• **WRITTEN INSTRUCTION**
Would you set down every entry shown below, precisely as written?
- - - - -
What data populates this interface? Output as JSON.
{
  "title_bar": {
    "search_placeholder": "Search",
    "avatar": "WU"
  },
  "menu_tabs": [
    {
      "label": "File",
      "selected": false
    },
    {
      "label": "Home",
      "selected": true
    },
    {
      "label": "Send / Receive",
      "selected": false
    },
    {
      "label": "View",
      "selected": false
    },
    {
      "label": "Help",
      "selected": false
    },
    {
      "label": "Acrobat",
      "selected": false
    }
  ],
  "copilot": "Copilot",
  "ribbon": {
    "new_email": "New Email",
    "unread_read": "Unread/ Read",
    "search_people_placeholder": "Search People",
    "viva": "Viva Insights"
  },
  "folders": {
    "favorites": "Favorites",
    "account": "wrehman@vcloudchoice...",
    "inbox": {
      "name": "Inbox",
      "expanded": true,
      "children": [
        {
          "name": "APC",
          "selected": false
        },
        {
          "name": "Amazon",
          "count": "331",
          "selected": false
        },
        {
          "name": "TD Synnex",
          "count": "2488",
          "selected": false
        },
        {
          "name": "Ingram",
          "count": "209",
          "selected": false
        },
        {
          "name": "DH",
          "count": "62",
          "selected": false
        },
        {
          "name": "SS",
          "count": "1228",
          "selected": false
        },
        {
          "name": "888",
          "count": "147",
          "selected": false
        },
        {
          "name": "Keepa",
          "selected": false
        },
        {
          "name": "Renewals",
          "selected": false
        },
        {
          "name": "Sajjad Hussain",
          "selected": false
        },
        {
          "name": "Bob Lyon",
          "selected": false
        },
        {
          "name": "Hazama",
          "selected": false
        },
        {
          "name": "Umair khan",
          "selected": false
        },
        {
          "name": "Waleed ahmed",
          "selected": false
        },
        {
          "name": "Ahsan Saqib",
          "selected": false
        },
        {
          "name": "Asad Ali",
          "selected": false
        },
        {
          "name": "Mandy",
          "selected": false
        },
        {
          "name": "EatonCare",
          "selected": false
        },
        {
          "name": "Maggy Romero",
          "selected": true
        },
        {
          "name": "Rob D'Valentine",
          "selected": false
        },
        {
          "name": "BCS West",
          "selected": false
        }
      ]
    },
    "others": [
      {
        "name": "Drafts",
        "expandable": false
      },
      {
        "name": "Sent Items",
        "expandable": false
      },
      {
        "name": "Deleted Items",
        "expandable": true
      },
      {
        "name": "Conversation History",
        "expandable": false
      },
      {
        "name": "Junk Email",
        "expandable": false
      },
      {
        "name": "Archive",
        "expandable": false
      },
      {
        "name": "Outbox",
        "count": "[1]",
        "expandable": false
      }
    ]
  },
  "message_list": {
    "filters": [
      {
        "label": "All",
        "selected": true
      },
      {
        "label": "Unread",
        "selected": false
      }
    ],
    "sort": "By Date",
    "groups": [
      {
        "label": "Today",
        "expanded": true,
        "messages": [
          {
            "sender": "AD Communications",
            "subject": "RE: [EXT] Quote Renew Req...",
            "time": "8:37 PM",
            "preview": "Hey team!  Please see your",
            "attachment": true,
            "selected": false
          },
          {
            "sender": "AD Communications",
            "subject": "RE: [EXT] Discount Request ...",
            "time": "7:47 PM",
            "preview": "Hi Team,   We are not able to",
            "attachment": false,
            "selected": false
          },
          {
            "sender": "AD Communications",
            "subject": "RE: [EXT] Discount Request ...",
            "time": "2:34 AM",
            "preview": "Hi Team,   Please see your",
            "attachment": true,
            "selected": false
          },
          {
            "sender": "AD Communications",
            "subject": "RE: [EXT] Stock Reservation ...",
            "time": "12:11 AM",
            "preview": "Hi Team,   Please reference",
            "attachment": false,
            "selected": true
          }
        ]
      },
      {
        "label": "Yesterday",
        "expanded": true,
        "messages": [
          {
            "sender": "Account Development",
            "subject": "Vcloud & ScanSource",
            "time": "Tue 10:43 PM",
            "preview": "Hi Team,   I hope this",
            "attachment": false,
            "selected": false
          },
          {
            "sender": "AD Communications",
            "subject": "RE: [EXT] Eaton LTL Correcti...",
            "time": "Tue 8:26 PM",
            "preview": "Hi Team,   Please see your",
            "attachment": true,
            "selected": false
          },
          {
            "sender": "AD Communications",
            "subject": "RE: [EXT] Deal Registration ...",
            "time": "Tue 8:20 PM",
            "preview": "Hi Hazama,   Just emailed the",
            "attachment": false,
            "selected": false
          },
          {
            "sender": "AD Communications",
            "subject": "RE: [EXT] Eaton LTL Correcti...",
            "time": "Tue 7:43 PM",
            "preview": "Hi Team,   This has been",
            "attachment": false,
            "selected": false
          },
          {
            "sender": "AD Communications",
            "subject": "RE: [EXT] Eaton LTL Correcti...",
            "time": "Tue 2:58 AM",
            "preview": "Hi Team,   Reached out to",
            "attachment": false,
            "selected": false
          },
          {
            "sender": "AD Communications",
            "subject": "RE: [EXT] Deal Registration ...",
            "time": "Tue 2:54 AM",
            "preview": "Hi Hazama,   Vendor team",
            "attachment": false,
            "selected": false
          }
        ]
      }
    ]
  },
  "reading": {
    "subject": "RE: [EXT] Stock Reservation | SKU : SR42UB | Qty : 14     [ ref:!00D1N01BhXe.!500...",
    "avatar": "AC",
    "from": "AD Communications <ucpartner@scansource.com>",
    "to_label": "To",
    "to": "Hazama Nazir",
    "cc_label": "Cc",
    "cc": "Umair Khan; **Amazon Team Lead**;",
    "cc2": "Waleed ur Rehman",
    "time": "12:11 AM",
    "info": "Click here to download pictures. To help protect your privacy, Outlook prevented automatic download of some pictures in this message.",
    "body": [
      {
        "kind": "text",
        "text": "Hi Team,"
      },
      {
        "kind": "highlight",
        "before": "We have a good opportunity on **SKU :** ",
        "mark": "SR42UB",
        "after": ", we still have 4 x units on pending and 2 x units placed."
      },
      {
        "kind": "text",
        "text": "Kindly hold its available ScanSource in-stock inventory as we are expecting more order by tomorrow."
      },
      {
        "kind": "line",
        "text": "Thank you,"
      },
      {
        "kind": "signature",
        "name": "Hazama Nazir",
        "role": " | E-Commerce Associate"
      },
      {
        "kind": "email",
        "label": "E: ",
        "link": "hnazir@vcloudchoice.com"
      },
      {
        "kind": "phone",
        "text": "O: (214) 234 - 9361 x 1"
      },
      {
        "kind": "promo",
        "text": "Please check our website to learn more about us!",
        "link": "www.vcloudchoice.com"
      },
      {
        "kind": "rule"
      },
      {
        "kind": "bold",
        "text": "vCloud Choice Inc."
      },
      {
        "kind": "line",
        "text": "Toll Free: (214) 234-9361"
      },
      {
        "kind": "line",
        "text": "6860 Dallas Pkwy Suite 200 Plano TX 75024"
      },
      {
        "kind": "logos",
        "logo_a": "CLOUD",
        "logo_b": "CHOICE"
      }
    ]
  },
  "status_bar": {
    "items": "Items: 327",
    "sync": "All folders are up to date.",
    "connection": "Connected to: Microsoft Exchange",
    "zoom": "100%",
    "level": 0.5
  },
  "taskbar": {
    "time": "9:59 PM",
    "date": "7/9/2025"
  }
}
- - - - -
• **REPLY**
What data populates this interface? Output as JSON.
{
  "title_bar": {
    "search_placeholder": "Search",
    "avatar": "WU"
  },
  "menu_tabs": [
    {
      "label": "File",
      "selected": false
    },
    {
      "label": "Home",
      "selected": true
    },
    {
      "label": "Send / Receive",
      "selected": false
    },
    {
      "label": "View",
      "selected": false
    },
    {
      "label": "Help",
      "selected": false
    },
    {
      "label": "Acrobat",
      "selected": false
    }
  ],
  "copilot": "Copilot",
  "ribbon": {
    "new_email": "New Email",
    "unread_read": "Unread/ Read",
    "search_people_placeholder": "Search People",
    "viva": "Viva Insights"
  },
  "folders": {
    "favorites": "Favorites",
    "account": "wrehman@vcloudchoice...",
    "inbox": {
      "name": "Inbox",
      "expanded": true,
      "children": [
        {
          "name": "APC",
          "selected": false
        },
        {
          "name": "Amazon",
          "count": "331",
          "selected": false
        },
        {
          "name": "TD Synnex",
          "count": "2488",
          "selected": false
        },
        {
          "name": "Ingram",
          "count": "209",
          "selected": false
        },
        {
          "name": "DH",
          "count": "62",
          "selected": false
        },
        {
          "name": "SS",
          "count": "1228",
          "selected": false
        },
        {
          "name": "888",
          "count": "147",
          "selected": false
        },
        {
          "name": "Keepa",
          "selected": false
        },
        {
          "name": "Renewals",
          "selected": false
        },
        {
          "name": "Sajjad Hussain",
          "selected": false
        },
        {
          "name": "Bob Lyon",
          "selected": false
        },
        {
          "name": "Hazama",
          "selected": false
        },
        {
          "name": "Umair khan",
          "selected": false
        },
        {
          "name": "Waleed ahmed",
          "selected": false
        },
        {
          "name": "Ahsan Saqib",
          "selected": false
        },
        {
          "name": "Asad Ali",
          "selected": false
        },
        {
          "name": "Mandy",
          "selected": false
        },
        {
          "name": "EatonCare",
          "selected": false
        },
        {
          "name": "Maggy Romero",
          "selected": true
        },
        {
          "name": "Rob D'Valentine",
          "selected": false
        },
        {
          "name": "BCS West",
          "selected": false
        }
      ]
    },
    "others": [
      {
        "name": "Drafts",
        "expandable": false
      },
      {
        "name": "Sent Items",
        "expandable": false
      },
      {
        "name": "Deleted Items",
        "expandable": true
      },
      {
        "name": "Conversation History",
        "expandable": false
      },
      {
        "name": "Junk Email",
        "expandable": false
      },
      {
        "name": "Archive",
        "expandable": false
      },
      {
        "name": "Outbox",
        "count": "[1]",
        "expandable": false
      }
    ]
  },
  "message_list": {
    "filters": [
      {
        "label": "All",
        "selected": true
      },
      {
        "label": "Unread",
        "selected": false
      }
    ],
    "sort": "By Date",
    "groups": [
      {
        "label": "Today",
        "expanded": true,
        "messages": [
          {
            "sender": "AD Communications",
            "subject": "RE: [EXT] Quote Renew Req...",
            "time": "8:37 PM",
            "preview": "Hey team!  Please see your",
            "attachment": true,
            "selected": false
          },
          {
            "sender": "AD Communications",
            "subject": "RE: [EXT] Discount Request ...",
            "time": "7:47 PM",
            "preview": "Hi Team,   We are not able to",
            "attachment": false,
            "selected": false
          },
          {
            "sender": "AD Communications",
            "subject": "RE: [EXT] Discount Request ...",
            "time": "2:34 AM",
            "preview": "Hi Team,   Please see your",
            "attachment": true,
            "selected": false
          },
          {
            "sender": "AD Communications",
            "subject": "RE: [EXT] Stock Reservation ...",
            "time": "12:11 AM",
            "preview": "Hi Team,   Please reference",
            "attachment": false,
            "selected": true
          }
        ]
      },
      {
        "label": "Yesterday",
        "expanded": true,
        "messages": [
          {
            "sender": "Account Development",
            "subject": "Vcloud & ScanSource",
            "time": "Tue 10:43 PM",
            "preview": "Hi Team,   I hope this",
            "attachment": false,
            "selected": false
          },
          {
            "sender": "AD Communications",
            "subject": "RE: [EXT] Eaton LTL Correcti...",
            "time": "Tue 8:26 PM",
            "preview": "Hi Team,   Please see your",
            "attachment": true,
            "selected": false
          },
          {
            "sender": "AD Communications",
            "subject": "RE: [EXT] Deal Registration ...",
            "time": "Tue 8:20 PM",
            "preview": "Hi Hazama,   Just emailed the",
            "attachment": false,
            "selected": false
          },
          {
            "sender": "AD Communications",
            "subject": "RE: [EXT] Eaton LTL Correcti...",
            "time": "Tue 7:43 PM",
            "preview": "Hi Team,   This has been",
            "attachment": false,
            "selected": false
          },
          {
            "sender": "AD Communications",
            "subject": "RE: [EXT] Eaton LTL Correcti...",
            "time": "Tue 2:58 AM",
            "preview": "Hi Team,   Reached out to",
            "attachment": false,
            "selected": false
          },
          {
            "sender": "AD Communications",
            "subject": "RE: [EXT] Deal Registration ...",
            "time": "Tue 2:54 AM",
            "preview": "Hi Hazama,   Vendor team",
            "attachment": false,
            "selected": false
          }
        ]
      }
    ]
  },
  "reading": {
    "subject": "RE: [EXT] Stock Reservation | SKU : SR42UB | Qty : 14     [ ref:!00D1N01BhXe.!500...",
    "avatar": "AC",
    "from": "AD Communications <ucpartner@scansource.com>",
    "to_label": "To",
    "to": "Hazama Nazir",
    "cc_label": "Cc",
    "cc": "Umair Khan; **Amazon Team Lead**;",
    "cc2": "Waleed ur Rehman",
    "time": "12:11 AM",
    "info": "Click here to download pictures. To help protect your privacy, Outlook prevented automatic download of some pictures in this message.",
    "body": [
      {
        "kind": "text",
        "text": "Hi Team,"
      },
      {
        "kind": "highlight",
        "before": "We have a good opportunity on **SKU :** ",
        "mark": "SR42UB",
        "after": ", we still have 4 x units on pending and 2 x units placed."
      },
      {
        "kind": "text",
        "text": "Kindly hold its available ScanSource in-stock inventory as we are expecting more order by tomorrow."
      },
      {
        "kind": "line",
        "text": "Thank you,"
      },
      {
        "kind": "signature",
        "name": "Hazama Nazir",
        "role": " | E-Commerce Associate"
      },
      {
        "kind": "email",
        "label": "E: ",
        "link": "hnazir@vcloudchoice.com"
      },
      {
        "kind": "phone",
        "text": "O: (214) 234 - 9361 x 1"
      },
      {
        "kind": "promo",
        "text": "Please check our website to learn more about us!",
        "link": "www.vcloudchoice.com"
      },
      {
        "kind": "rule"
      },
      {
        "kind": "bold",
        "text": "vCloud Choice Inc."
      },
      {
        "kind": "line",
        "text": "Toll Free: (214) 234-9361"
      },
      {
        "kind": "line",
        "text": "6860 Dallas Pkwy Suite 200 Plano TX 75024"
      },
      {
        "kind": "logos",
        "logo_a": "CLOUD",
        "logo_b": "CHOICE"
      }
    ]
  },
  "status_bar": {
    "items": "Items: 327",
    "sync": "All folders are up to date.",
    "connection": "Connected to: Microsoft Exchange",
    "zoom": "100%",
    "level": 0.5
  },
  "taskbar": {
    "time": "9:59 PM",
    "date": "7/9/2025"
  }
}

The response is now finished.